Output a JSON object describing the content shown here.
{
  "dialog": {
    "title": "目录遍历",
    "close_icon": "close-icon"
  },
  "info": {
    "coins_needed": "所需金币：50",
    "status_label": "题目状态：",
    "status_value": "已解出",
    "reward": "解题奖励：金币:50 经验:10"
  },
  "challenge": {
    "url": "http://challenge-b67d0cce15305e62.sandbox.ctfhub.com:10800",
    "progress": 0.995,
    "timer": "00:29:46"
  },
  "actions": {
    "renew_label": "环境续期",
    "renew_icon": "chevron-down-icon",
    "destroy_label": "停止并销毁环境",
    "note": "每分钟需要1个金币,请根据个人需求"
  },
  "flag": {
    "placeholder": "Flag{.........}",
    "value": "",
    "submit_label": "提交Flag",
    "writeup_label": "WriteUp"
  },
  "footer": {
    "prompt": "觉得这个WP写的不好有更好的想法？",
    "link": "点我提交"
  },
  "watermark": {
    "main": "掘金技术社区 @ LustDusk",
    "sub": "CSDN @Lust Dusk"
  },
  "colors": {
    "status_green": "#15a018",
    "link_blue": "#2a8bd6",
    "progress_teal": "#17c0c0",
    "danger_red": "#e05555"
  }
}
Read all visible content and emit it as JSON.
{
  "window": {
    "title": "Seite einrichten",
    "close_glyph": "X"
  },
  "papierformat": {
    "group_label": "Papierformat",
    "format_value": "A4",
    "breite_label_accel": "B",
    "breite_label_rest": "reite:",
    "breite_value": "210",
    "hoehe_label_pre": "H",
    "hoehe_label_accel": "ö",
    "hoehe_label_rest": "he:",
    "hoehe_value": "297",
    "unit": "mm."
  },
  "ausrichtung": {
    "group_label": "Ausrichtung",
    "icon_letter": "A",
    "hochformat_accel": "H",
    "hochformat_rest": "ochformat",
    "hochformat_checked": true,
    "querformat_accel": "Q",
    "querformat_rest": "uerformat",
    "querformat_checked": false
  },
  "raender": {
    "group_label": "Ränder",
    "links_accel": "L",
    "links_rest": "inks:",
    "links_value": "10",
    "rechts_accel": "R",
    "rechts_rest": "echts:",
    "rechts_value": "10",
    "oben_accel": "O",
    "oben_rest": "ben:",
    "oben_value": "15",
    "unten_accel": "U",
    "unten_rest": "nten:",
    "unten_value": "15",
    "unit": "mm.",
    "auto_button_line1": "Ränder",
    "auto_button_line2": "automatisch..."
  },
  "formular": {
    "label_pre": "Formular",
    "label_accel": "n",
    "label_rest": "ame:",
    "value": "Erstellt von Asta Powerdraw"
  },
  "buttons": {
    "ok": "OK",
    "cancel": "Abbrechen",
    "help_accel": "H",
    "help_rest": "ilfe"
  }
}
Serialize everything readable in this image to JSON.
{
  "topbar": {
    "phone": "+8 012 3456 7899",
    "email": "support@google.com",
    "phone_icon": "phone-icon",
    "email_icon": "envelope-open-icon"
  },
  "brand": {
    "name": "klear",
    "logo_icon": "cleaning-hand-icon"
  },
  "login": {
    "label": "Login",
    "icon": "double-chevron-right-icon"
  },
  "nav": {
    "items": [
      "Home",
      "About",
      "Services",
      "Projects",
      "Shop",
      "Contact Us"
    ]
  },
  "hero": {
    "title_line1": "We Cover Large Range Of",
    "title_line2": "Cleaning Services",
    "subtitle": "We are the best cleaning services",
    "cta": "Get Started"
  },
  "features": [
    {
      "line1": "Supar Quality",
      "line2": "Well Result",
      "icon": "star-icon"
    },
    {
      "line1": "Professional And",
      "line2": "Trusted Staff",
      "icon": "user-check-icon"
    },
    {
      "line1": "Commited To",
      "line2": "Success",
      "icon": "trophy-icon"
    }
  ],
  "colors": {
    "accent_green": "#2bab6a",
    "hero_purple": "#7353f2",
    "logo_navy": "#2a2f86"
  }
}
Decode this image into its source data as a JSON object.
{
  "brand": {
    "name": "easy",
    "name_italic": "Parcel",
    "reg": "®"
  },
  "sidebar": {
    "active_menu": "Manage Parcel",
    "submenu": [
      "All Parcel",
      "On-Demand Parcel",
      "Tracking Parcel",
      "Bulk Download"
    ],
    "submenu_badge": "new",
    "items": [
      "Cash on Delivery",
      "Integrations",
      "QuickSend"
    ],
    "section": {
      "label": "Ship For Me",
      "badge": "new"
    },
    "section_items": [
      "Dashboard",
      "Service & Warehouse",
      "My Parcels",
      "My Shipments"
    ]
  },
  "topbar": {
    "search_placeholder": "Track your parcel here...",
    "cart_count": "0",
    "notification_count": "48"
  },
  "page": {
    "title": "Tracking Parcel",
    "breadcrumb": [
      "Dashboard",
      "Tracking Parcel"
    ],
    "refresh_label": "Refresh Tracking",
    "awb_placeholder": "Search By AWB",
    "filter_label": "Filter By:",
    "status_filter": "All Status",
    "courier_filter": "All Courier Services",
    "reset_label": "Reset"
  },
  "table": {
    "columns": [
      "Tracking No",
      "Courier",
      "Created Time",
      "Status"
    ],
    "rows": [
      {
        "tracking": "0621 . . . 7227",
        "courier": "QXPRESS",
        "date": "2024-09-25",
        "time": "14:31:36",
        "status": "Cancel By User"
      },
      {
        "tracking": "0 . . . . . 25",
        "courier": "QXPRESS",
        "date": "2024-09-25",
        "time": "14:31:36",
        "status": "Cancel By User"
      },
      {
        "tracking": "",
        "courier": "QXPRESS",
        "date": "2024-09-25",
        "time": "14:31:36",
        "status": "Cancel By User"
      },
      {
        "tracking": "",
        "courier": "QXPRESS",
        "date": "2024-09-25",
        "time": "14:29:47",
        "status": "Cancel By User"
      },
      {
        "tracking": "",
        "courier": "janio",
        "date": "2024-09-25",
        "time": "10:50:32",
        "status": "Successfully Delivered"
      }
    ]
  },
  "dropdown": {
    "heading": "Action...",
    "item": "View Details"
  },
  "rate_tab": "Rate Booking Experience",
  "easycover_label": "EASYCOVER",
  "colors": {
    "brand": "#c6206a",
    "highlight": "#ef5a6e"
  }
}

**Objective:** Copy each line that holds the word "chevron".

**Output below:**
    "renew_icon": "chevron-down-icon",
    "icon": "double-chevron-right-icon"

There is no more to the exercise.